-- GIVEN INSTRUCTION --
Select and copy out every line in the records containing "اوره".

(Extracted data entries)
|---|
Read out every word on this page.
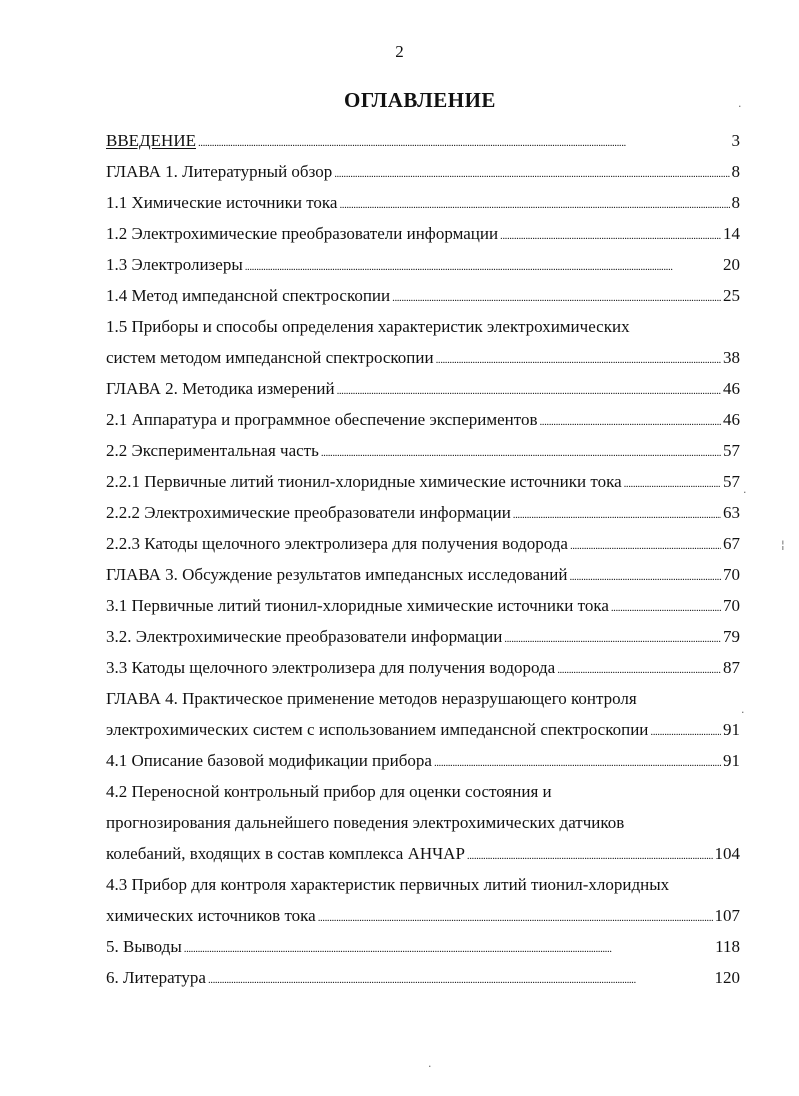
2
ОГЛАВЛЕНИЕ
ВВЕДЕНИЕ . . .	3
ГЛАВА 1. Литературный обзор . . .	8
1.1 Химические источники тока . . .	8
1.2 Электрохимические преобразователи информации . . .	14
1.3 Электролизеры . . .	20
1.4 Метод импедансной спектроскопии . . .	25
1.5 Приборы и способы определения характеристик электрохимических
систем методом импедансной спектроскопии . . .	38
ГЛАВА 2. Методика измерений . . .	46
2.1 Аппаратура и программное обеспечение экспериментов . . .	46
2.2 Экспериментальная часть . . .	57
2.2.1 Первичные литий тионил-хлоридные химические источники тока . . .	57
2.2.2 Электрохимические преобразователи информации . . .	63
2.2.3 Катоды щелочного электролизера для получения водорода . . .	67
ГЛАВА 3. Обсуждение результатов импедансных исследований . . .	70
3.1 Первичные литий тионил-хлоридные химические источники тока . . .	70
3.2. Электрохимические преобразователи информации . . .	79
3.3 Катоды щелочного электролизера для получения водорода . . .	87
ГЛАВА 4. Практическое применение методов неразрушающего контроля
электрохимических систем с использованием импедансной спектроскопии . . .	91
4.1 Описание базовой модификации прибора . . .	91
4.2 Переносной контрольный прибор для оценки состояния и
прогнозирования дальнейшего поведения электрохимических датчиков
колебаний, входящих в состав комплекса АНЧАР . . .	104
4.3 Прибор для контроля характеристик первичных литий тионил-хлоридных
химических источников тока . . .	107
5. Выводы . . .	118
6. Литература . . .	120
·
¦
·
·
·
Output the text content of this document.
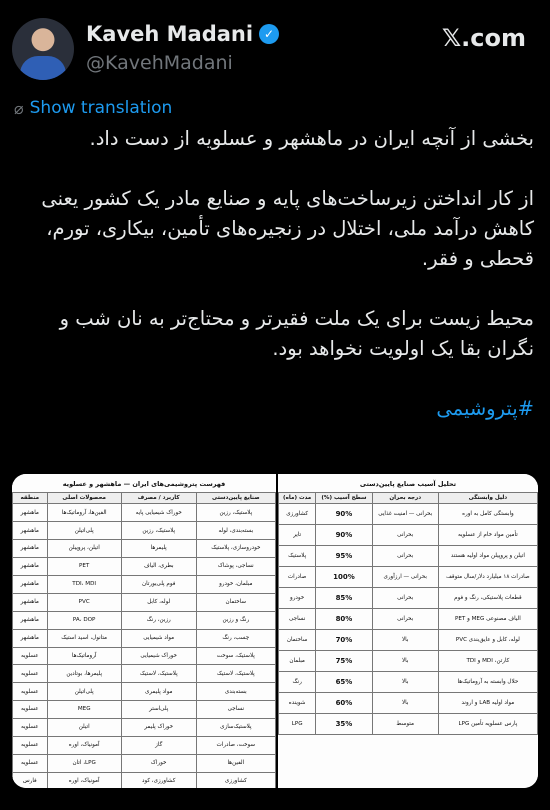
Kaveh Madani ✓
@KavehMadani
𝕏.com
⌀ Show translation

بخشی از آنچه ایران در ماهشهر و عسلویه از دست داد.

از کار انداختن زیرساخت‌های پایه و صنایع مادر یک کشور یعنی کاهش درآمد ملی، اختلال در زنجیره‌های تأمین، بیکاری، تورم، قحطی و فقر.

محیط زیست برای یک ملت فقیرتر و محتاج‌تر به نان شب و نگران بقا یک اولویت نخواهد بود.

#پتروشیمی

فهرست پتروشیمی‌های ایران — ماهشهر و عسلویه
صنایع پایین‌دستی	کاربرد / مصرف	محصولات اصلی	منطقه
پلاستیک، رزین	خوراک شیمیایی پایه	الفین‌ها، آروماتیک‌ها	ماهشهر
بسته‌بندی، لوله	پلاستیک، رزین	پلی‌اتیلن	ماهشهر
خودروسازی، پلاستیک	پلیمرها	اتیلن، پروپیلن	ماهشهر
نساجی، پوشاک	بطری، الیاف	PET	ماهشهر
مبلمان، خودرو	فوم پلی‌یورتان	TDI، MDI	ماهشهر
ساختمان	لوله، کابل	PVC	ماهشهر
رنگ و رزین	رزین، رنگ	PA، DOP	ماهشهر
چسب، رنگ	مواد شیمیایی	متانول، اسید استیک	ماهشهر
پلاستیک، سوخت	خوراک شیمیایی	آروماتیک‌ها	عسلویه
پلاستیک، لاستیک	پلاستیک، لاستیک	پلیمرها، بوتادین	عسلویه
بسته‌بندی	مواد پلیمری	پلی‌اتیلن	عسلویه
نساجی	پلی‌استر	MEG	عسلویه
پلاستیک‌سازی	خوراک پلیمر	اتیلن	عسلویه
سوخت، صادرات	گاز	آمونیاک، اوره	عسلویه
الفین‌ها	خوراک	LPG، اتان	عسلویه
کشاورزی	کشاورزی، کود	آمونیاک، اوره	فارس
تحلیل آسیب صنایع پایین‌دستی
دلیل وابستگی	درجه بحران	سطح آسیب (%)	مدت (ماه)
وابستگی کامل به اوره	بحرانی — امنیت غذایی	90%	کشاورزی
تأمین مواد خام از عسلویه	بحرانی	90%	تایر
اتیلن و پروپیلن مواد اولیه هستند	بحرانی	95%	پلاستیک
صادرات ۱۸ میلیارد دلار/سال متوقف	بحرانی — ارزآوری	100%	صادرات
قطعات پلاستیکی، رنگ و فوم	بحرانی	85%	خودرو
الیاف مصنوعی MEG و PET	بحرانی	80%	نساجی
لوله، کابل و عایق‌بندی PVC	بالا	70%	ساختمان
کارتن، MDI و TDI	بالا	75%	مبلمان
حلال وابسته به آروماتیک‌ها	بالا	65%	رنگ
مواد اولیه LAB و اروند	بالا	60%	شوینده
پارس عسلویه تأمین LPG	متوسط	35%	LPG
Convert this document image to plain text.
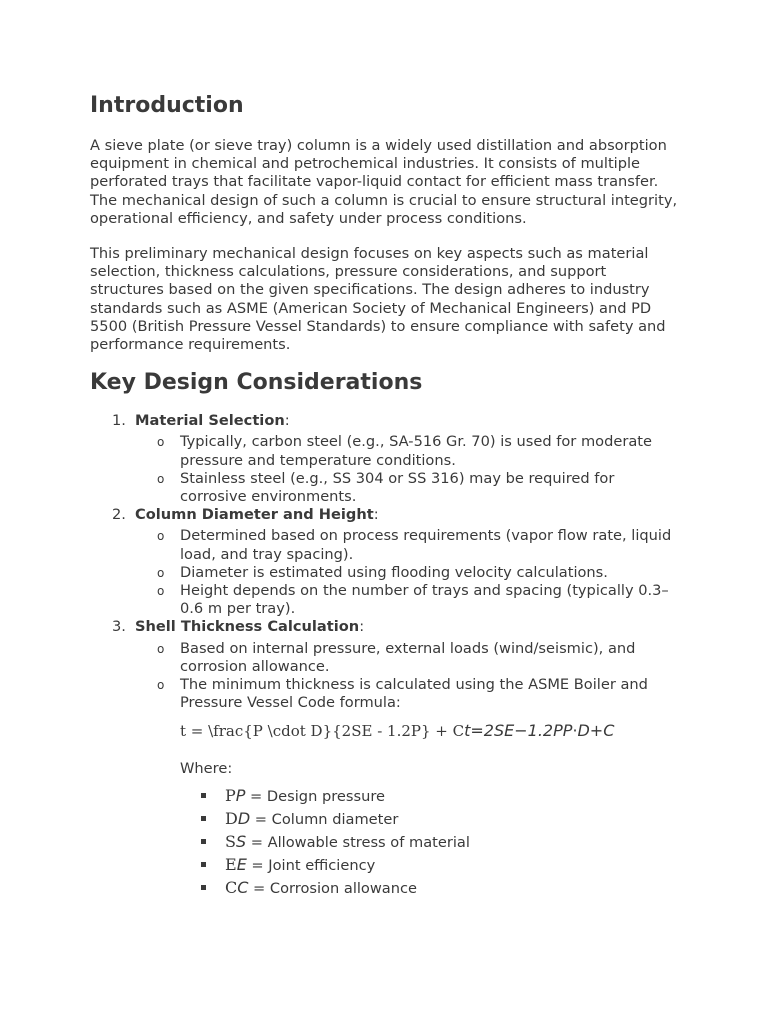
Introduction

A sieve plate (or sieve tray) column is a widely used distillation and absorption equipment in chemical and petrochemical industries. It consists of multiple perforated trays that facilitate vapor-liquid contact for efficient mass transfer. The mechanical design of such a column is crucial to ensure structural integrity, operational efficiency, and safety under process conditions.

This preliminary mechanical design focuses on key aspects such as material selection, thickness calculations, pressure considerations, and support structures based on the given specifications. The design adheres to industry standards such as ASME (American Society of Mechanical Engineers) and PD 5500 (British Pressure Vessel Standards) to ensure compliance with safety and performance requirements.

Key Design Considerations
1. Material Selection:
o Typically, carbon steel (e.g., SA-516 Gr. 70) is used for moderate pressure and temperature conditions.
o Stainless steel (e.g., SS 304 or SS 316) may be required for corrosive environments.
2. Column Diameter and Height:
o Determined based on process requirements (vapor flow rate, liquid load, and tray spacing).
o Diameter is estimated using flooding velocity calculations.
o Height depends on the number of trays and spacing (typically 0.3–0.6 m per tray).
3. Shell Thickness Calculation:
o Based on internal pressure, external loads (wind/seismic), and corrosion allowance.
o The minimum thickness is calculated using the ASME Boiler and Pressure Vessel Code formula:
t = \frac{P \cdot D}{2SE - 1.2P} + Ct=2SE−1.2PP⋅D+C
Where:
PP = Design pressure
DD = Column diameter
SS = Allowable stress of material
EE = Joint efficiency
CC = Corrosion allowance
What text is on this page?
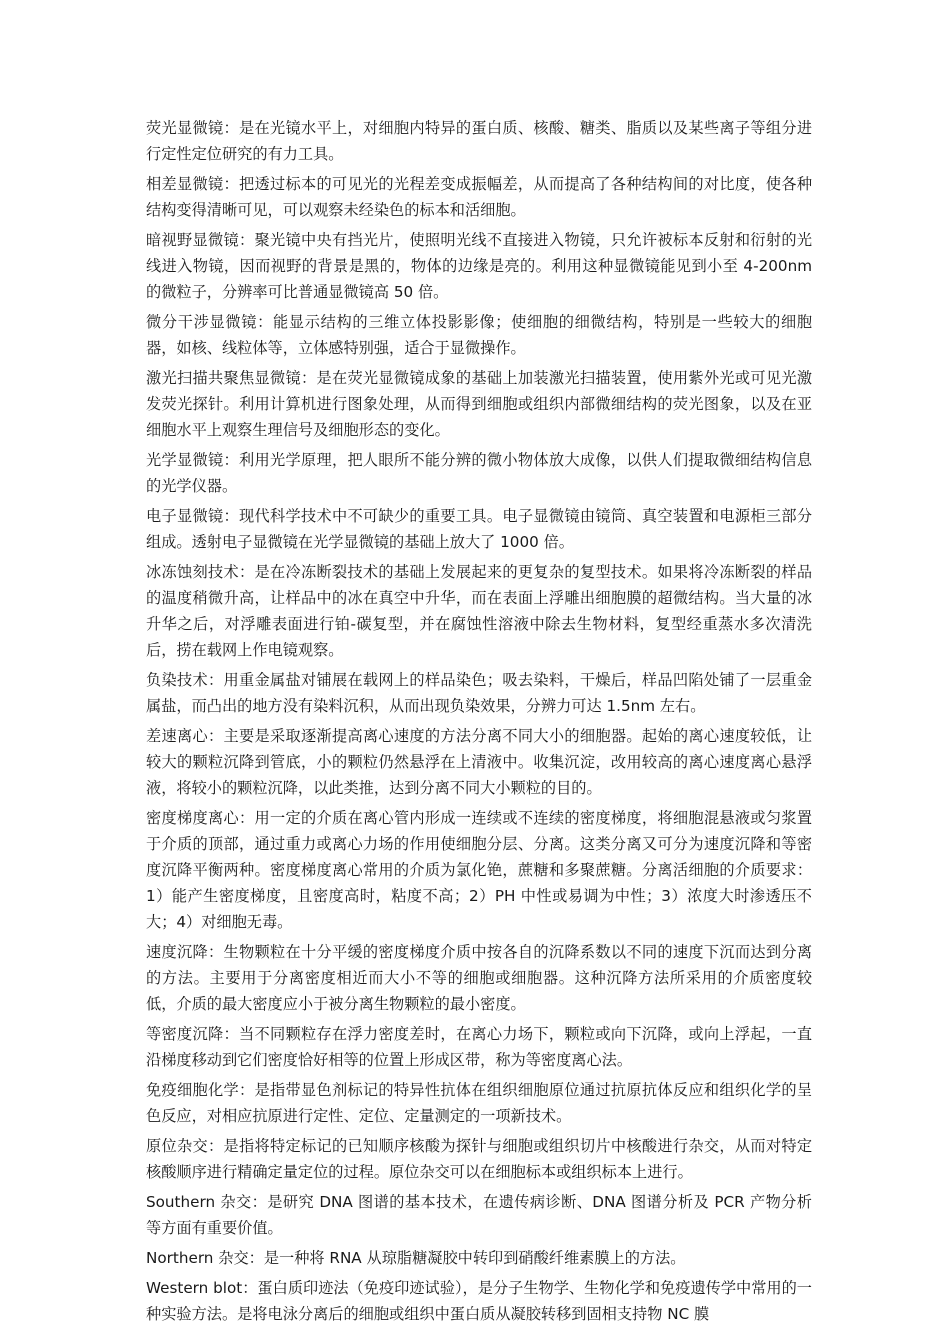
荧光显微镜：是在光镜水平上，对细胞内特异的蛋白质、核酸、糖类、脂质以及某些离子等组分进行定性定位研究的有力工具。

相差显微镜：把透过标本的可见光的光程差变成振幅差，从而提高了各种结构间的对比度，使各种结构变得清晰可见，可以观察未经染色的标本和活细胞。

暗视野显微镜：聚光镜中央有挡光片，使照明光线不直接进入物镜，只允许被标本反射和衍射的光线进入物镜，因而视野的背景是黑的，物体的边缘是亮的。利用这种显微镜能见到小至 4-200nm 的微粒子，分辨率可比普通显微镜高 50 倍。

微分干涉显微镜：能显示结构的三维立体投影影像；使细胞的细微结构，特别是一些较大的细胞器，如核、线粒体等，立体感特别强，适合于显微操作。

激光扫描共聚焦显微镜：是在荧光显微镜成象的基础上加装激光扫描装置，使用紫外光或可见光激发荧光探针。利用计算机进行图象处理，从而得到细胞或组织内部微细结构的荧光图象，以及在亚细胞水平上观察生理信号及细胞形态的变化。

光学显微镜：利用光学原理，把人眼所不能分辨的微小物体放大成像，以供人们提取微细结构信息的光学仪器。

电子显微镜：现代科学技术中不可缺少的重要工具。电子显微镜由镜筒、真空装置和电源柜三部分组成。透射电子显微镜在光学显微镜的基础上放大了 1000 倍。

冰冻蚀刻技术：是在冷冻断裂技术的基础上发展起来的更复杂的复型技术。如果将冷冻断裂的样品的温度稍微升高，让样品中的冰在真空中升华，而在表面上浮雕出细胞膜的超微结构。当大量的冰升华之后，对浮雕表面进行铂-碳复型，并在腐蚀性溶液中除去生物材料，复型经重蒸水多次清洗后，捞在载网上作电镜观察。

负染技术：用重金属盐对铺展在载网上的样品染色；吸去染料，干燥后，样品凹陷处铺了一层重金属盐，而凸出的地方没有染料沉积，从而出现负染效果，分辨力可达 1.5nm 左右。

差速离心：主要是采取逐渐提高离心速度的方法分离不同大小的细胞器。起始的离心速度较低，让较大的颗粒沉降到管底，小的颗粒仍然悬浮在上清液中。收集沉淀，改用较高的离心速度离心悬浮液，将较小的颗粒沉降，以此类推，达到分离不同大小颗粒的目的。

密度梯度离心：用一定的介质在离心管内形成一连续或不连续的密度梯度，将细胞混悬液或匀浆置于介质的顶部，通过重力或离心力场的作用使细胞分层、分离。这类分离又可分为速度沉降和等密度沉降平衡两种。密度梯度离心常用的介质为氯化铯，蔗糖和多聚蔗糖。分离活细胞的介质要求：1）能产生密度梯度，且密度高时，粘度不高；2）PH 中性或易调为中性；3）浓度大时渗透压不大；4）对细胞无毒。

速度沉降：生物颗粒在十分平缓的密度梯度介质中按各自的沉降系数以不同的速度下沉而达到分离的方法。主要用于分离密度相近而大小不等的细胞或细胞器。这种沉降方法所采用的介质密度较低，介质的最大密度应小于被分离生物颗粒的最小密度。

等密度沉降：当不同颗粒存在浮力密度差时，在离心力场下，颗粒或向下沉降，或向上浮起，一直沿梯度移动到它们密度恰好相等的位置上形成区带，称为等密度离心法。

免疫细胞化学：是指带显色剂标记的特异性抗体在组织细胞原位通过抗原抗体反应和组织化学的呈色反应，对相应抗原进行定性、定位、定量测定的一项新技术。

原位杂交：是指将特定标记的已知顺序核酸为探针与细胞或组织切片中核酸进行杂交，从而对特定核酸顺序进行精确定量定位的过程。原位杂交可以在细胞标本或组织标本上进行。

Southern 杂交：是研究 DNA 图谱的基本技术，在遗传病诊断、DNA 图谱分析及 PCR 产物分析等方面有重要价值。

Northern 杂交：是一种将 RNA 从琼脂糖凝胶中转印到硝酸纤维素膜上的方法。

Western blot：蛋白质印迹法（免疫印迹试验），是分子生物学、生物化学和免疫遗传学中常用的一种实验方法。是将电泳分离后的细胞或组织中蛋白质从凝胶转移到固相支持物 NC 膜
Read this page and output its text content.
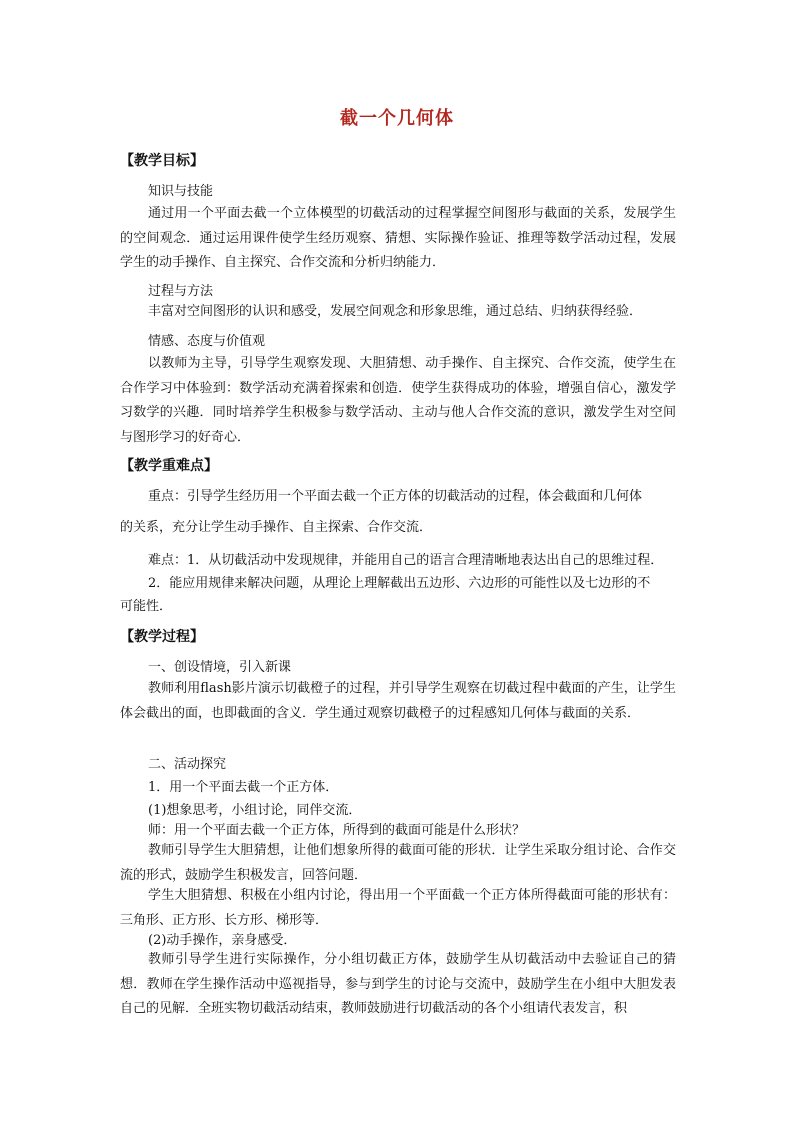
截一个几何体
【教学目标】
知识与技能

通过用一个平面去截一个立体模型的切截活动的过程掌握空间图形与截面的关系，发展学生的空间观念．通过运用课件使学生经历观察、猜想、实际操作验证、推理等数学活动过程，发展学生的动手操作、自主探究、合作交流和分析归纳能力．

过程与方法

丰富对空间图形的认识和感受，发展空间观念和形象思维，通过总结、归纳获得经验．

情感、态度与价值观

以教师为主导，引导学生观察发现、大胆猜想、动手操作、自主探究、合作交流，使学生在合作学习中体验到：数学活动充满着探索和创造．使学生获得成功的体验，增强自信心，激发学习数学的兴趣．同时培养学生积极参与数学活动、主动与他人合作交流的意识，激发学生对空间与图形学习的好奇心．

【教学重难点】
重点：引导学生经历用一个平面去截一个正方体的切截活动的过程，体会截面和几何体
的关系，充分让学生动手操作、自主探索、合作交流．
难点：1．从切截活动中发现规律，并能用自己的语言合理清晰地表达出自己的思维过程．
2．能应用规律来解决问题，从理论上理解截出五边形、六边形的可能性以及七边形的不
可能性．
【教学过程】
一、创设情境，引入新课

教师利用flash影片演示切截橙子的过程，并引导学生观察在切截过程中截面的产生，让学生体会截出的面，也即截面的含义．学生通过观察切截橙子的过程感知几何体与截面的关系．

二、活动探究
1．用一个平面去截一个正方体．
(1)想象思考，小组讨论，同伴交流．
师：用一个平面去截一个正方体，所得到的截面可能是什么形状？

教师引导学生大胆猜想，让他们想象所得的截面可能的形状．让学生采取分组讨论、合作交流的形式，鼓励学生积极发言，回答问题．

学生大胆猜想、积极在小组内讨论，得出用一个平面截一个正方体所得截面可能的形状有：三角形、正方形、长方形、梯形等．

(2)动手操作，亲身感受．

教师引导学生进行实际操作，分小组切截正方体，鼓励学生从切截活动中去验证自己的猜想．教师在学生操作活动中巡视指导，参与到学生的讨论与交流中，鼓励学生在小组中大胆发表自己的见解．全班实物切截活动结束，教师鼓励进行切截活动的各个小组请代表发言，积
|---|
-- RESULT OF THIS EXERCISE --
سوخت، صادرات	گاز	آمونیاک، اوره	عسلویه
کشاورزی	کشاورزی، کود	آمونیاک، اوره	فارس
وابستگی کامل به اوره	بحرانی — امنیت غذایی	90%	کشاورزی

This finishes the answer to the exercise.